### Problem
How many lines of the entries below include the word "profesional"? Answer with the number alone.

[Dataset items]
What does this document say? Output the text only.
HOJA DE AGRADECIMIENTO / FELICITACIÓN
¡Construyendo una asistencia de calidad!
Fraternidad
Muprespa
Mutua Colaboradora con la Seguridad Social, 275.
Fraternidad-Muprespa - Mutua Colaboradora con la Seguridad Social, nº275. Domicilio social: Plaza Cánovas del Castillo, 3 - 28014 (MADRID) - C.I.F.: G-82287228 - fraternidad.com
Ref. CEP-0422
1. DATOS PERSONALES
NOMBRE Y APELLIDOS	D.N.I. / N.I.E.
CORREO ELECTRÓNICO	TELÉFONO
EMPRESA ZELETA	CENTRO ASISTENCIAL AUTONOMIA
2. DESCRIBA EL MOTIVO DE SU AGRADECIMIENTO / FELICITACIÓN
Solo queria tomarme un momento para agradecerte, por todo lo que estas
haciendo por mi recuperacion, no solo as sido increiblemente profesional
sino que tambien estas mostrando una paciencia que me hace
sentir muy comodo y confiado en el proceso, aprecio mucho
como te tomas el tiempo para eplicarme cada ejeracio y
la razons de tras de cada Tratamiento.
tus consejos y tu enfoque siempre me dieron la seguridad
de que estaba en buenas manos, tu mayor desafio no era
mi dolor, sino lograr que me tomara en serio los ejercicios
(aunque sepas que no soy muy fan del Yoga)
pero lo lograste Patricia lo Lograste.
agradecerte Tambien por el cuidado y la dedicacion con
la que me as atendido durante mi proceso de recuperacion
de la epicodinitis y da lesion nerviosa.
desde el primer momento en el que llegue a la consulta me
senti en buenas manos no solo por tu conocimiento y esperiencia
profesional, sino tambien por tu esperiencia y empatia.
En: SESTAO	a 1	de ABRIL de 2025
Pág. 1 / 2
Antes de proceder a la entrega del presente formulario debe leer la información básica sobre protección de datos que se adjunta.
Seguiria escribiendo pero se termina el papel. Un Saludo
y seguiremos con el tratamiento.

### Response to the task
2